**Tasks for this exercise**
1) Answer these questions about the Suunto 3 Fitness review:
(a) What three things does the watch's home screen show?
(b) Which button do you press to move through the series of widgets?
(c) What does the review call the watch's main feature?
2) Update a passage of the Suunto 3 Fitness review by replacing "tricky" with "difficult". Begin at the words "Suunto 3 Fitness review: A" and stop after "tricky to find.".
:: Article
After inputting your vital information, most of which I did on the watch rather than in the Suunto smartphone app, fitness insights begin to appear right away. The watch’s home screen is limited to telling you the time, date and your step count for the day.

Press the bottom-right button, though, and you can jump through a series of widgets containing info about your heart rate, stress levels, steps, calories burned, fitness level, sleep and overall activity for the week. There’s plenty to sink your teeth into here, but it’s a chore trying to locate what you want when you need it. After several days with the Suunto 3 Fitness, I was still learning how to access different data screens for each widget, which can involve pressing any one of three different buttons.

Suunto 3 Fitness review: A fine concept but underwhelming in execution

Even the watch’s main feature – its adaptive training guidance – is tricky to find.
::::
:: Listed entries
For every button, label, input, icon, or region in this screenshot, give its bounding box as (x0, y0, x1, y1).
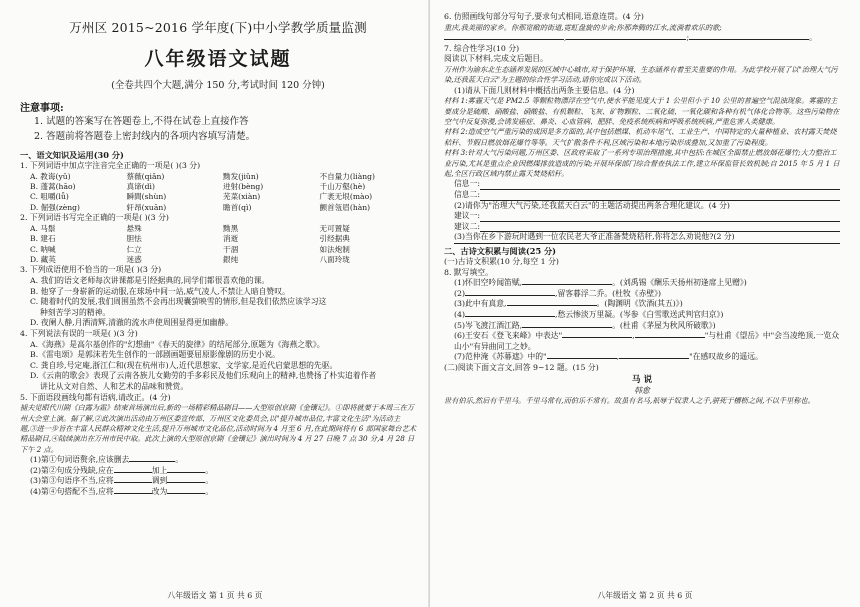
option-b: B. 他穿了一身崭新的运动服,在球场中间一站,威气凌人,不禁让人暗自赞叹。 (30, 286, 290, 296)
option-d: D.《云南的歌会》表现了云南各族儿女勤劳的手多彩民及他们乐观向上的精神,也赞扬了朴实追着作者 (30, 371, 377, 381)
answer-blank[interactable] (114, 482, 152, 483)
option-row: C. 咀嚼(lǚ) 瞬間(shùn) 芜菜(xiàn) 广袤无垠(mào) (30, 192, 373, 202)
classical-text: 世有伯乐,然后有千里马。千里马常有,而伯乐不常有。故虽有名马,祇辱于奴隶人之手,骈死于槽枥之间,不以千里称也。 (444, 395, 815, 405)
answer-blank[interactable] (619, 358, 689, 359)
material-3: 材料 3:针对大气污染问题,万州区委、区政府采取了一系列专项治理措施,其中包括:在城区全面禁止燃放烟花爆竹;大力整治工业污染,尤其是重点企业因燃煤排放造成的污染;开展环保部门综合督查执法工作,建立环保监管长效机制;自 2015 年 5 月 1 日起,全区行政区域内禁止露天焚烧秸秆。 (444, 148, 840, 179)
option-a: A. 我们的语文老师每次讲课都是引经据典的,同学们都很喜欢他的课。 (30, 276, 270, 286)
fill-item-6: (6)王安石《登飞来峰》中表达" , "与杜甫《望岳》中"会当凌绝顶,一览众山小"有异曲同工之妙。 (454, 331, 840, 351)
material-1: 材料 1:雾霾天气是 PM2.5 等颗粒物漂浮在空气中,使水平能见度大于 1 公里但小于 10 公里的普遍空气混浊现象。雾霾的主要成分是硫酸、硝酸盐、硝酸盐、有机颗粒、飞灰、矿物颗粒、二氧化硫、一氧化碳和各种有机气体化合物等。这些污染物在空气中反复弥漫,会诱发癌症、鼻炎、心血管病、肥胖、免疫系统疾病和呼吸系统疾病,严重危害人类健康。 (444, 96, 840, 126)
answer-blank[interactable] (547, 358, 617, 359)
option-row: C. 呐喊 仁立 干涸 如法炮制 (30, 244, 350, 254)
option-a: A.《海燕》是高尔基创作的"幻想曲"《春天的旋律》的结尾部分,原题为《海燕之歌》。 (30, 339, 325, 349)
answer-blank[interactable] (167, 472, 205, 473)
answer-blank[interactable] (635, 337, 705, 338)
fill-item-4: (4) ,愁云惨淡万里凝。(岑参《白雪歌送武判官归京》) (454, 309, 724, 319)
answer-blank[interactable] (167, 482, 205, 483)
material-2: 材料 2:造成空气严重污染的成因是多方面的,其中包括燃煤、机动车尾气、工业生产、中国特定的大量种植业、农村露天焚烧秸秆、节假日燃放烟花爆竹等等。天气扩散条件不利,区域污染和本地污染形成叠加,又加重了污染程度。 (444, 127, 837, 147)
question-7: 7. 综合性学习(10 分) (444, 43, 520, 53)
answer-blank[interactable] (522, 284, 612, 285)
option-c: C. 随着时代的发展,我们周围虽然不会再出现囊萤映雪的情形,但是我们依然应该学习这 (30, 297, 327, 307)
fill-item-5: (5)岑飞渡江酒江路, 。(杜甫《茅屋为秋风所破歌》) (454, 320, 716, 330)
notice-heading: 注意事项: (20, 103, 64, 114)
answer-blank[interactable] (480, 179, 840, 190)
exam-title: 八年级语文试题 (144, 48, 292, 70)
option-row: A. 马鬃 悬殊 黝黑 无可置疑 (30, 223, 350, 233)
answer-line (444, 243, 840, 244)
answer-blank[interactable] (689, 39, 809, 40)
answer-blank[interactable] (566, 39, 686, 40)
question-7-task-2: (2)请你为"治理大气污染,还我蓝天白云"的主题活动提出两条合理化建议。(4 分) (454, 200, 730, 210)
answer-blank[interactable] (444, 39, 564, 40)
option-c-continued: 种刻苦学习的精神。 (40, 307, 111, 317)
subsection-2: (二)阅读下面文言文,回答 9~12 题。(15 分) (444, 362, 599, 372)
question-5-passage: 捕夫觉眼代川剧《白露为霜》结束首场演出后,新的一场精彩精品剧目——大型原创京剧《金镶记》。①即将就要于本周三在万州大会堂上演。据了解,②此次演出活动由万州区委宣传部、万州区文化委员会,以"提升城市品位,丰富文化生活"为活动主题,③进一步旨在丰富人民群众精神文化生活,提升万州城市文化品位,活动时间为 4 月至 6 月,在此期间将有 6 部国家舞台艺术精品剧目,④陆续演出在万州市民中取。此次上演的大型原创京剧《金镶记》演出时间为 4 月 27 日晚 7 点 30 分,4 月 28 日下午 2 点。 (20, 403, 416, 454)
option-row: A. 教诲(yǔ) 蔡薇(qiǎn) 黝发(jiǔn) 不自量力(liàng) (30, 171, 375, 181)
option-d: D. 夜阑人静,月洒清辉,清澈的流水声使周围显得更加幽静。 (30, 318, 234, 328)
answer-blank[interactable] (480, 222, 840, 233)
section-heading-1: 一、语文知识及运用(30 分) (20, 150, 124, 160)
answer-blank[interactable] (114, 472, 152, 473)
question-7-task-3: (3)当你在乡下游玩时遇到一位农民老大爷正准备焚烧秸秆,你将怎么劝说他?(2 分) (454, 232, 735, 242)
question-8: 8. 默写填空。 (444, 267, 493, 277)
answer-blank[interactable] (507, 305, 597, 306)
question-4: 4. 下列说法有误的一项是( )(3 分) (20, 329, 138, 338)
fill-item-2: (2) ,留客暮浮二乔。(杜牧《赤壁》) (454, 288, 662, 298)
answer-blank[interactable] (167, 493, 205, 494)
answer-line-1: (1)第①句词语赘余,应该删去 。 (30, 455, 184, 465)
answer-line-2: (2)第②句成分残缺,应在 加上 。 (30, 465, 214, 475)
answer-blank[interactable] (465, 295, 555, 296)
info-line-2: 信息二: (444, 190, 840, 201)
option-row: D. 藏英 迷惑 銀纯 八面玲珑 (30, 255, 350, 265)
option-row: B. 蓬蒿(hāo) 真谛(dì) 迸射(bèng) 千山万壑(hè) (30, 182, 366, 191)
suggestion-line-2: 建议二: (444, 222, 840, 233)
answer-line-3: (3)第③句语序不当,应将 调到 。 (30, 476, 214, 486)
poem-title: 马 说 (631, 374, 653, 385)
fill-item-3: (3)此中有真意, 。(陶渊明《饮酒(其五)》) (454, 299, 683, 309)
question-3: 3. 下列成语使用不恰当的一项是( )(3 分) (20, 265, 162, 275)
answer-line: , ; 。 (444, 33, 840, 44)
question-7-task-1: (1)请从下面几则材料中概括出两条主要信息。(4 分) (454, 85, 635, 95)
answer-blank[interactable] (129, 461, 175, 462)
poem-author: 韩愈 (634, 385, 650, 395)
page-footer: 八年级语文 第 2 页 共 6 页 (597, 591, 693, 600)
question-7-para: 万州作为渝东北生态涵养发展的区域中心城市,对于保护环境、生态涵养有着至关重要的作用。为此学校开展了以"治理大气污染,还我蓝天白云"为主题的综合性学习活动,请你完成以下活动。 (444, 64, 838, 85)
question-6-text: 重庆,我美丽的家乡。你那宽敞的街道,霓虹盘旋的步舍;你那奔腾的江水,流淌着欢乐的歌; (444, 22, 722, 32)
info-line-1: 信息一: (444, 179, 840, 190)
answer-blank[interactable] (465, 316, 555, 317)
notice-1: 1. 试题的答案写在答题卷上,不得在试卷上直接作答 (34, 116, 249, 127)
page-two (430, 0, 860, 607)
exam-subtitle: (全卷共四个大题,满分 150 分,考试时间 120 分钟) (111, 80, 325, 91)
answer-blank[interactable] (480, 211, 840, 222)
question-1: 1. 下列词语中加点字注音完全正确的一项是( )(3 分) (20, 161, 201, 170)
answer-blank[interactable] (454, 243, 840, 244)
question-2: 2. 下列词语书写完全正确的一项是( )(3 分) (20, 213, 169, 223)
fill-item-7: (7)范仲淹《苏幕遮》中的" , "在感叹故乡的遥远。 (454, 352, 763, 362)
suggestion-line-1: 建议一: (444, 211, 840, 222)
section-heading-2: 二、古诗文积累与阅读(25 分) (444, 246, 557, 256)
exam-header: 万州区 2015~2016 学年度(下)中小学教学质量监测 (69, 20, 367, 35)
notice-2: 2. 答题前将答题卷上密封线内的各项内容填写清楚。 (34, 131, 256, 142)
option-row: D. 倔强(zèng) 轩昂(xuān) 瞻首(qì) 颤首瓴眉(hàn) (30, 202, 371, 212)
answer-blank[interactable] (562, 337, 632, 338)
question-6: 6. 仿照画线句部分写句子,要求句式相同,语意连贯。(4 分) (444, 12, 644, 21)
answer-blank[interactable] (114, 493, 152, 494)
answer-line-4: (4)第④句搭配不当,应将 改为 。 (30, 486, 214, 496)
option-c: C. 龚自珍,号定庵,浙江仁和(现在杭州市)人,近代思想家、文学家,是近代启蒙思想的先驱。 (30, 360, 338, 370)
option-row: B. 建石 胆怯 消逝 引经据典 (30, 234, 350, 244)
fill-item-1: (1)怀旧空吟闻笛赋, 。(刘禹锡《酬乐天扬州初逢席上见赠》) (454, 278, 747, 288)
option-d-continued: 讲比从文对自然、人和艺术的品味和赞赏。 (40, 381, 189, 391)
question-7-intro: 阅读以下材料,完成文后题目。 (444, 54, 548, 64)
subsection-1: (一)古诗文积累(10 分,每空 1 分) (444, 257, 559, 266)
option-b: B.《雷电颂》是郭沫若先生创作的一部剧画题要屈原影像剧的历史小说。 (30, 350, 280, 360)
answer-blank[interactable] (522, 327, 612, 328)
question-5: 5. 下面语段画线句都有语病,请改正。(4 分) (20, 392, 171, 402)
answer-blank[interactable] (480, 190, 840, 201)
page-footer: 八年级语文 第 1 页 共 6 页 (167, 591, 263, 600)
::::
**Solution set**
1)
(a) The time, the date and your step count for the day.
(b) The bottom-right button.
(c) Its adaptive training guidance.

2)
Suunto 3 Fitness review: A fine concept but underwhelming in execution

Even the watch’s main feature – its adaptive training guidance – is difficult to find.